The problem:
Transcribe the material in full. Nothing should differ except that the pictures are left out.

[Begin]

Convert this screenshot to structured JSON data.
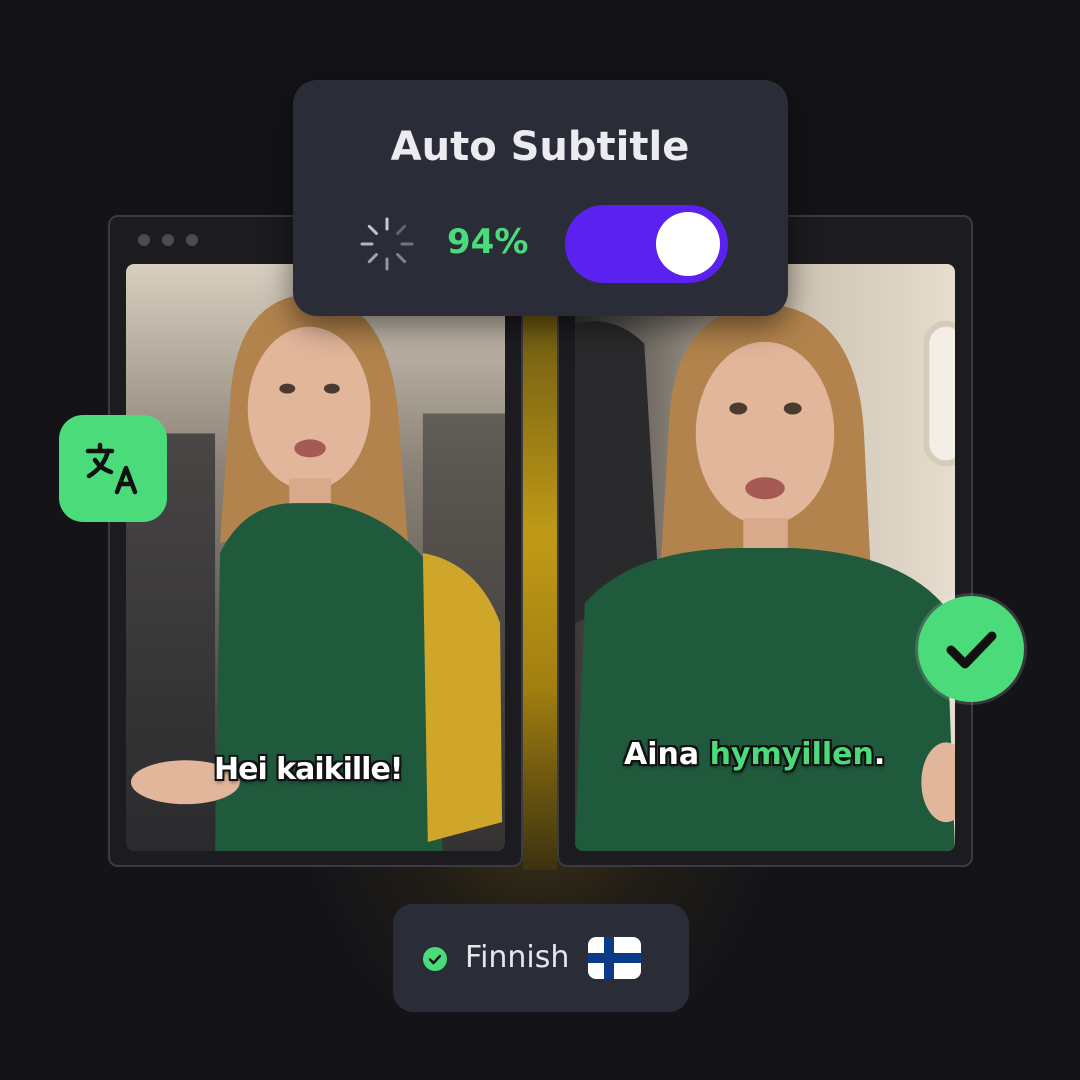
{
  "card": {
    "title": "Auto Subtitle",
    "progress_text": "94%",
    "progress": 0.94,
    "toggle_on": true,
    "toggle_color": "#5a21f0",
    "spinner_icon": "loading-spinner-icon"
  },
  "windows": {
    "left": {
      "subtitle": "Hei kaikille!"
    },
    "right": {
      "subtitle_plain": "Aina",
      "subtitle_highlight": "hymyillen",
      "subtitle_tail": "."
    }
  },
  "badges": {
    "translate_icon": "translate-icon",
    "check_icon": "checkmark-icon"
  },
  "language": {
    "name": "Finnish",
    "selected": true,
    "flag": "finland-flag-icon"
  },
  "colors": {
    "accent_green": "#4cdb7a",
    "accent_purple": "#5a21f0",
    "card_bg": "#2a2d38",
    "page_bg": "#141418"
  }
}
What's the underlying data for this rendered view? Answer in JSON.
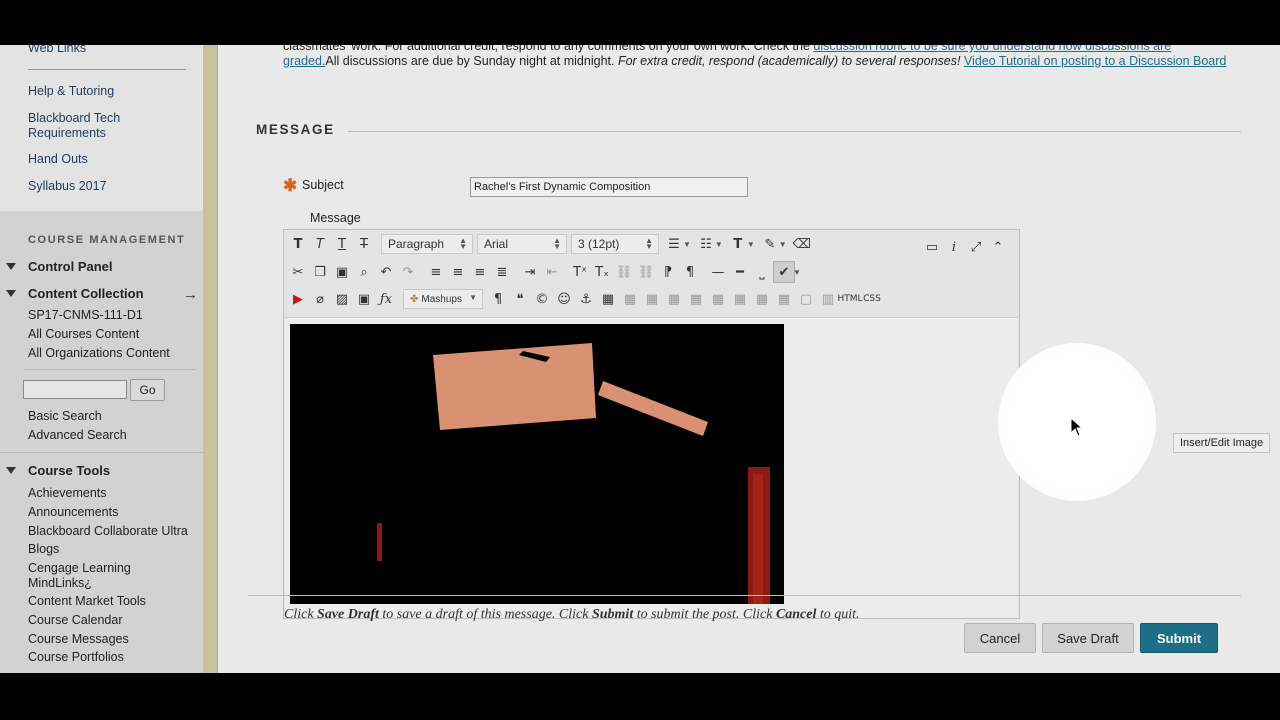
{
  "sidebar": {
    "top_links": [
      "Web Links",
      "Help & Tutoring",
      "Blackboard Tech Requirements",
      "Hand Outs",
      "Syllabus 2017"
    ],
    "management_title": "COURSE MANAGEMENT",
    "control_panel": "Control Panel",
    "content_collection": "Content Collection",
    "collection_links": [
      "SP17-CNMS-111-D1",
      "All Courses Content",
      "All Organizations Content"
    ],
    "search_placeholder": "",
    "go_label": "Go",
    "search_links": [
      "Basic Search",
      "Advanced Search"
    ],
    "course_tools": "Course Tools",
    "tool_links": [
      "Achievements",
      "Announcements",
      "Blackboard Collaborate Ultra",
      "Blogs",
      "Cengage Learning MindLinks¿",
      "Content Market Tools",
      "Course Calendar",
      "Course Messages",
      "Course Portfolios"
    ]
  },
  "instructions": {
    "line1_text": "classmates' work. For additional credit, respond to any comments on your own work. Check the ",
    "rubric_link": "discussion rubric to be sure you understand how discussions are graded.",
    "line2_text": "All discussions are due by Sunday night at midnight. ",
    "italic_text": "For extra credit, respond (academically) to several responses!",
    "video_link": "Video Tutorial on posting to a Discussion Board"
  },
  "message": {
    "heading": "MESSAGE",
    "subject_label": "Subject",
    "subject_value": "Rachel's First Dynamic Composition",
    "message_label": "Message"
  },
  "toolbar": {
    "format_select": "Paragraph",
    "font_select": "Arial",
    "size_select": "3 (12pt)",
    "mashups_label": "Mashups",
    "html_label": "HTML",
    "css_label": "CSS"
  },
  "tooltip": "Insert/Edit Image",
  "footer": {
    "p1": "Click ",
    "save_draft_word": "Save Draft",
    "p2": " to save a draft of this message. Click ",
    "submit_word": "Submit",
    "p3": " to submit the post. Click ",
    "cancel_word": "Cancel",
    "p4": " to quit."
  },
  "buttons": {
    "cancel": "Cancel",
    "save_draft": "Save Draft",
    "submit": "Submit"
  },
  "colors": {
    "accent": "#1e6e87",
    "required": "#d6661f",
    "link": "#1e6e8a"
  }
}
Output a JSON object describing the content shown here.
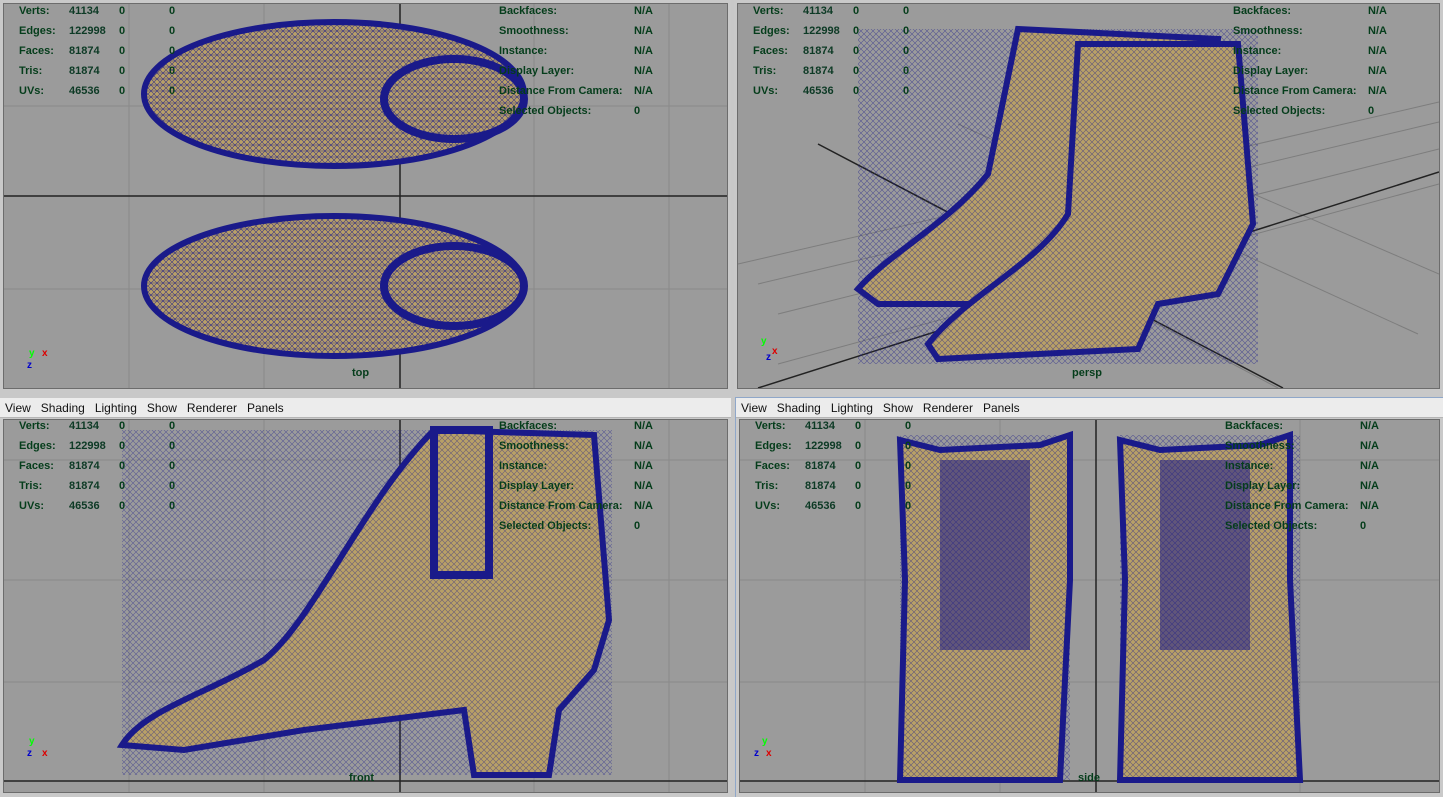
{
  "menu": [
    "View",
    "Shading",
    "Lighting",
    "Show",
    "Renderer",
    "Panels"
  ],
  "hud_stats": [
    {
      "label": "Verts:",
      "v1": "41134",
      "v2": "0",
      "v3": "0"
    },
    {
      "label": "Edges:",
      "v1": "122998",
      "v2": "0",
      "v3": "0"
    },
    {
      "label": "Faces:",
      "v1": "81874",
      "v2": "0",
      "v3": "0"
    },
    {
      "label": "Tris:",
      "v1": "81874",
      "v2": "0",
      "v3": "0"
    },
    {
      "label": "UVs:",
      "v1": "46536",
      "v2": "0",
      "v3": "0"
    }
  ],
  "hud_info": [
    {
      "label": "Backfaces:",
      "value": "N/A"
    },
    {
      "label": "Smoothness:",
      "value": "N/A"
    },
    {
      "label": "Instance:",
      "value": "N/A"
    },
    {
      "label": "Display Layer:",
      "value": "N/A"
    },
    {
      "label": "Distance From Camera:",
      "value": "N/A"
    },
    {
      "label": "Selected Objects:",
      "value": "0"
    }
  ],
  "panels": [
    {
      "camera": "top",
      "has_menu": false
    },
    {
      "camera": "persp",
      "has_menu": false
    },
    {
      "camera": "front",
      "has_menu": true
    },
    {
      "camera": "side",
      "has_menu": true
    }
  ],
  "axis_labels": {
    "x": "x",
    "y": "y",
    "z": "z"
  },
  "colors": {
    "mesh_wire": "#1a1a8a",
    "mesh_fill": "#b8a067",
    "viewport_bg": "#9b9b9b",
    "hud_text": "#053d1b",
    "grid": "#8a8a8a"
  }
}
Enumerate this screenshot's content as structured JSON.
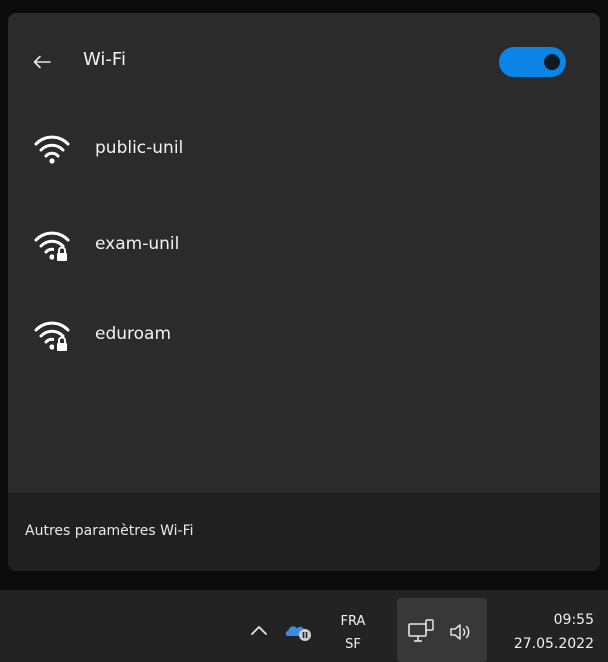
{
  "flyout": {
    "title": "Wi-Fi",
    "wifi_enabled": true,
    "accent_color": "#0a84e6",
    "networks": [
      {
        "name": "public-unil",
        "icon": "wifi-open-icon",
        "secured": false
      },
      {
        "name": "exam-unil",
        "icon": "wifi-secured-icon",
        "secured": true
      },
      {
        "name": "eduroam",
        "icon": "wifi-secured-icon",
        "secured": true
      }
    ],
    "footer_link": "Autres paramètres Wi-Fi"
  },
  "taskbar": {
    "lang_line1": "FRA",
    "lang_line2": "SF",
    "time": "09:55",
    "date": "27.05.2022"
  }
}
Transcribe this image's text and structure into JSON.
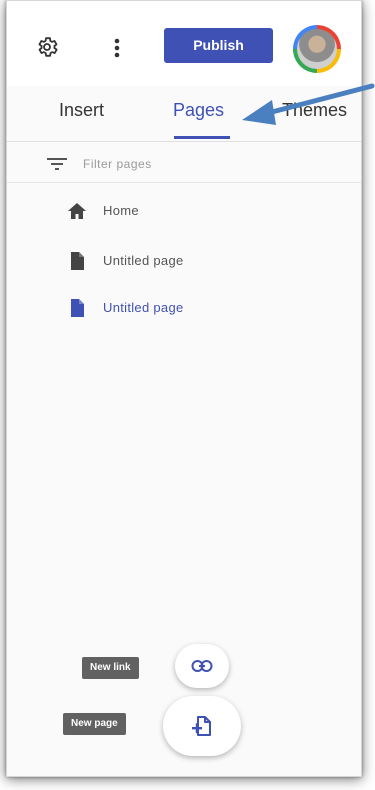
{
  "topbar": {
    "publish_label": "Publish",
    "settings_icon": "gear-icon",
    "more_icon": "vertical-dots-icon"
  },
  "tabs": [
    {
      "label": "Insert",
      "active": false
    },
    {
      "label": "Pages",
      "active": true
    },
    {
      "label": "Themes",
      "active": false
    }
  ],
  "filter": {
    "placeholder": "Filter pages"
  },
  "pages": [
    {
      "label": "Home",
      "icon": "home-icon",
      "active": false
    },
    {
      "label": "Untitled page",
      "icon": "page-icon",
      "active": false
    },
    {
      "label": "Untitled page",
      "icon": "page-icon",
      "active": true
    }
  ],
  "actions": {
    "new_link_tooltip": "New link",
    "new_page_tooltip": "New page"
  },
  "colors": {
    "accent": "#3f51b5",
    "tooltip_bg": "#616161",
    "annotation_arrow": "#4a7fc0"
  }
}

[End]

Full answer:
Convert this screenshot to structured JSON data.
{
  "card": {
    "title": "Auto Subtitle",
    "progress_text": "94%",
    "progress": 0.94,
    "toggle_on": true,
    "toggle_color": "#5a21f0",
    "spinner_icon": "loading-spinner-icon"
  },
  "windows": {
    "left": {
      "subtitle": "Hei kaikille!"
    },
    "right": {
      "subtitle_plain": "Aina",
      "subtitle_highlight": "hymyillen",
      "subtitle_tail": "."
    }
  },
  "badges": {
    "translate_icon": "translate-icon",
    "check_icon": "checkmark-icon"
  },
  "language": {
    "name": "Finnish",
    "selected": true,
    "flag": "finland-flag-icon"
  },
  "colors": {
    "accent_green": "#4cdb7a",
    "accent_purple": "#5a21f0",
    "card_bg": "#2a2d38",
    "page_bg": "#141418"
  }
}
What's the underlying data for this rendered view? Answer in JSON.
{
  "sidebar": {
    "top_links": [
      "Web Links",
      "Help & Tutoring",
      "Blackboard Tech Requirements",
      "Hand Outs",
      "Syllabus 2017"
    ],
    "management_title": "COURSE MANAGEMENT",
    "control_panel": "Control Panel",
    "content_collection": "Content Collection",
    "collection_links": [
      "SP17-CNMS-111-D1",
      "All Courses Content",
      "All Organizations Content"
    ],
    "search_placeholder": "",
    "go_label": "Go",
    "search_links": [
      "Basic Search",
      "Advanced Search"
    ],
    "course_tools": "Course Tools",
    "tool_links": [
      "Achievements",
      "Announcements",
      "Blackboard Collaborate Ultra",
      "Blogs",
      "Cengage Learning MindLinks¿",
      "Content Market Tools",
      "Course Calendar",
      "Course Messages",
      "Course Portfolios"
    ]
  },
  "instructions": {
    "line1_text": "classmates' work. For additional credit, respond to any comments on your own work. Check the ",
    "rubric_link": "discussion rubric to be sure you understand how discussions are graded.",
    "line2_text": "All discussions are due by Sunday night at midnight. ",
    "italic_text": "For extra credit, respond (academically) to several responses!",
    "video_link": "Video Tutorial on posting to a Discussion Board"
  },
  "message": {
    "heading": "MESSAGE",
    "subject_label": "Subject",
    "subject_value": "Rachel's First Dynamic Composition",
    "message_label": "Message"
  },
  "toolbar": {
    "format_select": "Paragraph",
    "font_select": "Arial",
    "size_select": "3 (12pt)",
    "mashups_label": "Mashups",
    "html_label": "HTML",
    "css_label": "CSS"
  },
  "tooltip": "Insert/Edit Image",
  "footer": {
    "p1": "Click ",
    "save_draft_word": "Save Draft",
    "p2": " to save a draft of this message. Click ",
    "submit_word": "Submit",
    "p3": " to submit the post. Click ",
    "cancel_word": "Cancel",
    "p4": " to quit."
  },
  "buttons": {
    "cancel": "Cancel",
    "save_draft": "Save Draft",
    "submit": "Submit"
  },
  "colors": {
    "accent": "#1e6e87",
    "required": "#d6661f",
    "link": "#1e6e8a"
  }
}
Output a JSON object describing the content shown here.
{
  "menu": [
    "View",
    "Shading",
    "Lighting",
    "Show",
    "Renderer",
    "Panels"
  ],
  "hud_stats": [
    {
      "label": "Verts:",
      "v1": "41134",
      "v2": "0",
      "v3": "0"
    },
    {
      "label": "Edges:",
      "v1": "122998",
      "v2": "0",
      "v3": "0"
    },
    {
      "label": "Faces:",
      "v1": "81874",
      "v2": "0",
      "v3": "0"
    },
    {
      "label": "Tris:",
      "v1": "81874",
      "v2": "0",
      "v3": "0"
    },
    {
      "label": "UVs:",
      "v1": "46536",
      "v2": "0",
      "v3": "0"
    }
  ],
  "hud_info": [
    {
      "label": "Backfaces:",
      "value": "N/A"
    },
    {
      "label": "Smoothness:",
      "value": "N/A"
    },
    {
      "label": "Instance:",
      "value": "N/A"
    },
    {
      "label": "Display Layer:",
      "value": "N/A"
    },
    {
      "label": "Distance From Camera:",
      "value": "N/A"
    },
    {
      "label": "Selected Objects:",
      "value": "0"
    }
  ],
  "panels": [
    {
      "camera": "top",
      "has_menu": false
    },
    {
      "camera": "persp",
      "has_menu": false
    },
    {
      "camera": "front",
      "has_menu": true
    },
    {
      "camera": "side",
      "has_menu": true
    }
  ],
  "axis_labels": {
    "x": "x",
    "y": "y",
    "z": "z"
  },
  "colors": {
    "mesh_wire": "#1a1a8a",
    "mesh_fill": "#b8a067",
    "viewport_bg": "#9b9b9b",
    "hud_text": "#053d1b",
    "grid": "#8a8a8a"
  }
}
Enumerate this screenshot's content as structured JSON.
{
  "flyout": {
    "title": "Wi-Fi",
    "wifi_enabled": true,
    "accent_color": "#0a84e6",
    "networks": [
      {
        "name": "public-unil",
        "icon": "wifi-open-icon",
        "secured": false
      },
      {
        "name": "exam-unil",
        "icon": "wifi-secured-icon",
        "secured": true
      },
      {
        "name": "eduroam",
        "icon": "wifi-secured-icon",
        "secured": true
      }
    ],
    "footer_link": "Autres paramètres Wi-Fi"
  },
  "taskbar": {
    "lang_line1": "FRA",
    "lang_line2": "SF",
    "time": "09:55",
    "date": "27.05.2022"
  }
}
Transcribe this image's text and structure into JSON.
{
  "topbar": {
    "publish_label": "Publish",
    "settings_icon": "gear-icon",
    "more_icon": "vertical-dots-icon"
  },
  "tabs": [
    {
      "label": "Insert",
      "active": false
    },
    {
      "label": "Pages",
      "active": true
    },
    {
      "label": "Themes",
      "active": false
    }
  ],
  "filter": {
    "placeholder": "Filter pages"
  },
  "pages": [
    {
      "label": "Home",
      "icon": "home-icon",
      "active": false
    },
    {
      "label": "Untitled page",
      "icon": "page-icon",
      "active": false
    },
    {
      "label": "Untitled page",
      "icon": "page-icon",
      "active": true
    }
  ],
  "actions": {
    "new_link_tooltip": "New link",
    "new_page_tooltip": "New page"
  },
  "colors": {
    "accent": "#3f51b5",
    "tooltip_bg": "#616161",
    "annotation_arrow": "#4a7fc0"
  }
}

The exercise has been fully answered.